◆ **Your goal**: Below is a set of records. Repeat all of them exactly.

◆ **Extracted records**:
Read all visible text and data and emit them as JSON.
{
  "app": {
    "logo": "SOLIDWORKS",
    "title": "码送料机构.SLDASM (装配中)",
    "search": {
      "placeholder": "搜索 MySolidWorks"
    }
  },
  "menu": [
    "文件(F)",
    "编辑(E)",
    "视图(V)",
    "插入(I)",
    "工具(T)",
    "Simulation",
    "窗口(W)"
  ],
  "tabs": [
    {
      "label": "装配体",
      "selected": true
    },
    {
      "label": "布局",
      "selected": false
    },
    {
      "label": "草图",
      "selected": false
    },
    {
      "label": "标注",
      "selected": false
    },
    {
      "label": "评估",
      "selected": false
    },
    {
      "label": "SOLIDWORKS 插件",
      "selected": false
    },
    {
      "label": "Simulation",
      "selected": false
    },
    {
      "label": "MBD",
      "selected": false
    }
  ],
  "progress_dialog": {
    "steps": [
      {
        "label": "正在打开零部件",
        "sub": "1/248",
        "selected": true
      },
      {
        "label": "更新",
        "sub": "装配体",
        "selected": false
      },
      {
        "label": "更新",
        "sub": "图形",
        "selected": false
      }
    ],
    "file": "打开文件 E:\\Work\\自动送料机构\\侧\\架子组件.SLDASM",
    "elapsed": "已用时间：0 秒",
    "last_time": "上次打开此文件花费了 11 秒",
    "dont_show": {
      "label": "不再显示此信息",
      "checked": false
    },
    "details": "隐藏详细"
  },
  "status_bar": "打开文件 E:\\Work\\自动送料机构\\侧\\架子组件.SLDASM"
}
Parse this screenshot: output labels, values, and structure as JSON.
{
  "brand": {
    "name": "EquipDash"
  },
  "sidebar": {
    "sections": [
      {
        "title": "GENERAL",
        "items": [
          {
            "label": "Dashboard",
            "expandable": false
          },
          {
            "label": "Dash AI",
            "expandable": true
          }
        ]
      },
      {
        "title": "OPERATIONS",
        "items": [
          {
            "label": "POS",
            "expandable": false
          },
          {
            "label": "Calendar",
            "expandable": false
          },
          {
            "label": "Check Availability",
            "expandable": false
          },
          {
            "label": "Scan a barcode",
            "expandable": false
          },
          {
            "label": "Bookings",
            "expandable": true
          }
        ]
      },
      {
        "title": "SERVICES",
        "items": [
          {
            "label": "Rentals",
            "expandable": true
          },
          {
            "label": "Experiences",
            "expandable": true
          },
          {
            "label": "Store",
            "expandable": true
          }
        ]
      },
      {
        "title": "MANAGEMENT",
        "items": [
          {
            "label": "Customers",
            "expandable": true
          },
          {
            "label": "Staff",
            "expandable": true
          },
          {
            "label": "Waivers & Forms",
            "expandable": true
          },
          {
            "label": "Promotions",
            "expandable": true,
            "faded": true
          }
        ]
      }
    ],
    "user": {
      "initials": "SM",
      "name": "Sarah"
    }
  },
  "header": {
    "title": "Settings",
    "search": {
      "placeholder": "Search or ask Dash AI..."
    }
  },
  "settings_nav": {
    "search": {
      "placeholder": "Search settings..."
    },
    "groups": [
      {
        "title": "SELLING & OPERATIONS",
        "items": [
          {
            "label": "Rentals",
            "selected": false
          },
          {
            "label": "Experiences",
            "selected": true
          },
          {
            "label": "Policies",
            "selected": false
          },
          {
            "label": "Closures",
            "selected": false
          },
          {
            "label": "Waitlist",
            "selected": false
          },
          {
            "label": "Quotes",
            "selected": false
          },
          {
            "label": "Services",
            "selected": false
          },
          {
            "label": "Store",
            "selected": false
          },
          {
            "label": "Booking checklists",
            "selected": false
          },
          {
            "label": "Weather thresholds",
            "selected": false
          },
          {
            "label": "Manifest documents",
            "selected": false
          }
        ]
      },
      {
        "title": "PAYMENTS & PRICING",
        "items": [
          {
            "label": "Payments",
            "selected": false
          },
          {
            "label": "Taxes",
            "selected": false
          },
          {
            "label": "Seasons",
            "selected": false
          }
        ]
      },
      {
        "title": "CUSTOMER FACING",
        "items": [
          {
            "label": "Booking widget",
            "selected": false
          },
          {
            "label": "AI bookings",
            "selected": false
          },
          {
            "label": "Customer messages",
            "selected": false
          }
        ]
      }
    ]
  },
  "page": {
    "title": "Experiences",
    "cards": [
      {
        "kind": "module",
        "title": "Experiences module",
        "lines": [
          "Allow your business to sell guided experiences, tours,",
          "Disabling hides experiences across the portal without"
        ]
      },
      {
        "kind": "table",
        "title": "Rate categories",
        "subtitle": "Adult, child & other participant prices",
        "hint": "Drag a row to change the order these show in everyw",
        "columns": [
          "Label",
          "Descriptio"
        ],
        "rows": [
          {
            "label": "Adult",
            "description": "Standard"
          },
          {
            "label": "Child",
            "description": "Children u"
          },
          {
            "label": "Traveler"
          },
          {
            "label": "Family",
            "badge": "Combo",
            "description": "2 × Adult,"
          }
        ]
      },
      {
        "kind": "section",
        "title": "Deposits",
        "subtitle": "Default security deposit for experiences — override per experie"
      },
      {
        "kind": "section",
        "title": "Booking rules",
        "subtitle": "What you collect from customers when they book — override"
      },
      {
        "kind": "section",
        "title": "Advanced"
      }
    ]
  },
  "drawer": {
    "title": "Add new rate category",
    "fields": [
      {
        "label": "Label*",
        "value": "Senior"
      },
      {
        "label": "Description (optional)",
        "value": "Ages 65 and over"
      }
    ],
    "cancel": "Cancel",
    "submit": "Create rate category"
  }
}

◆ **The result**:
Read all visible text and data and emit them as JSON.
{
  "app": {
    "logo": "SOLIDWORKS",
    "title": "码送料机构.SLDASM (装配中)",
    "search": {
      "placeholder": "搜索 MySolidWorks"
    }
  },
  "menu": [
    "文件(F)",
    "编辑(E)",
    "视图(V)",
    "插入(I)",
    "工具(T)",
    "Simulation",
    "窗口(W)"
  ],
  "tabs": [
    {
      "label": "装配体",
      "selected": true
    },
    {
      "label": "布局",
      "selected": false
    },
    {
      "label": "草图",
      "selected": false
    },
    {
      "label": "标注",
      "selected": false
    },
    {
      "label": "评估",
      "selected": false
    },
    {
      "label": "SOLIDWORKS 插件",
      "selected": false
    },
    {
      "label": "Simulation",
      "selected": false
    },
    {
      "label": "MBD",
      "selected": false
    }
  ],
  "progress_dialog": {
    "steps": [
      {
        "label": "正在打开零部件",
        "sub": "1/248",
        "selected": true
      },
      {
        "label": "更新",
        "sub": "装配体",
        "selected": false
      },
      {
        "label": "更新",
        "sub": "图形",
        "selected": false
      }
    ],
    "file": "打开文件 E:\\Work\\自动送料机构\\侧\\架子组件.SLDASM",
    "elapsed": "已用时间：0 秒",
    "last_time": "上次打开此文件花费了 11 秒",
    "dont_show": {
      "label": "不再显示此信息",
      "checked": false
    },
    "details": "隐藏详细"
  },
  "status_bar": "打开文件 E:\\Work\\自动送料机构\\侧\\架子组件.SLDASM"
}
Parse this screenshot: output labels, values, and structure as JSON.
{
  "brand": {
    "name": "EquipDash"
  },
  "sidebar": {
    "sections": [
      {
        "title": "GENERAL",
        "items": [
          {
            "label": "Dashboard",
            "expandable": false
          },
          {
            "label": "Dash AI",
            "expandable": true
          }
        ]
      },
      {
        "title": "OPERATIONS",
        "items": [
          {
            "label": "POS",
            "expandable": false
          },
          {
            "label": "Calendar",
            "expandable": false
          },
          {
            "label": "Check Availability",
            "expandable": false
          },
          {
            "label": "Scan a barcode",
            "expandable": false
          },
          {
            "label": "Bookings",
            "expandable": true
          }
        ]
      },
      {
        "title": "SERVICES",
        "items": [
          {
            "label": "Rentals",
            "expandable": true
          },
          {
            "label": "Experiences",
            "expandable": true
          },
          {
            "label": "Store",
            "expandable": true
          }
        ]
      },
      {
        "title": "MANAGEMENT",
        "items": [
          {
            "label": "Customers",
            "expandable": true
          },
          {
            "label": "Staff",
            "expandable": true
          },
          {
            "label": "Waivers & Forms",
            "expandable": true
          },
          {
            "label": "Promotions",
            "expandable": true,
            "faded": true
          }
        ]
      }
    ],
    "user": {
      "initials": "SM",
      "name": "Sarah"
    }
  },
  "header": {
    "title": "Settings",
    "search": {
      "placeholder": "Search or ask Dash AI..."
    }
  },
  "settings_nav": {
    "search": {
      "placeholder": "Search settings..."
    },
    "groups": [
      {
        "title": "SELLING & OPERATIONS",
        "items": [
          {
            "label": "Rentals",
            "selected": false
          },
          {
            "label": "Experiences",
            "selected": true
          },
          {
            "label": "Policies",
            "selected": false
          },
          {
            "label": "Closures",
            "selected": false
          },
          {
            "label": "Waitlist",
            "selected": false
          },
          {
            "label": "Quotes",
            "selected": false
          },
          {
            "label": "Services",
            "selected": false
          },
          {
            "label": "Store",
            "selected": false
          },
          {
            "label": "Booking checklists",
            "selected": false
          },
          {
            "label": "Weather thresholds",
            "selected": false
          },
          {
            "label": "Manifest documents",
            "selected": false
          }
        ]
      },
      {
        "title": "PAYMENTS & PRICING",
        "items": [
          {
            "label": "Payments",
            "selected": false
          },
          {
            "label": "Taxes",
            "selected": false
          },
          {
            "label": "Seasons",
            "selected": false
          }
        ]
      },
      {
        "title": "CUSTOMER FACING",
        "items": [
          {
            "label": "Booking widget",
            "selected": false
          },
          {
            "label": "AI bookings",
            "selected": false
          },
          {
            "label": "Customer messages",
            "selected": false
          }
        ]
      }
    ]
  },
  "page": {
    "title": "Experiences",
    "cards": [
      {
        "kind": "module",
        "title": "Experiences module",
        "lines": [
          "Allow your business to sell guided experiences, tours,",
          "Disabling hides experiences across the portal without"
        ]
      },
      {
        "kind": "table",
        "title": "Rate categories",
        "subtitle": "Adult, child & other participant prices",
        "hint": "Drag a row to change the order these show in everyw",
        "columns": [
          "Label",
          "Descriptio"
        ],
        "rows": [
          {
            "label": "Adult",
            "description": "Standard"
          },
          {
            "label": "Child",
            "description": "Children u"
          },
          {
            "label": "Traveler"
          },
          {
            "label": "Family",
            "badge": "Combo",
            "description": "2 × Adult,"
          }
        ]
      },
      {
        "kind": "section",
        "title": "Deposits",
        "subtitle": "Default security deposit for experiences — override per experie"
      },
      {
        "kind": "section",
        "title": "Booking rules",
        "subtitle": "What you collect from customers when they book — override"
      },
      {
        "kind": "section",
        "title": "Advanced"
      }
    ]
  },
  "drawer": {
    "title": "Add new rate category",
    "fields": [
      {
        "label": "Label*",
        "value": "Senior"
      },
      {
        "label": "Description (optional)",
        "value": "Ages 65 and over"
      }
    ],
    "cancel": "Cancel",
    "submit": "Create rate category"
  }
}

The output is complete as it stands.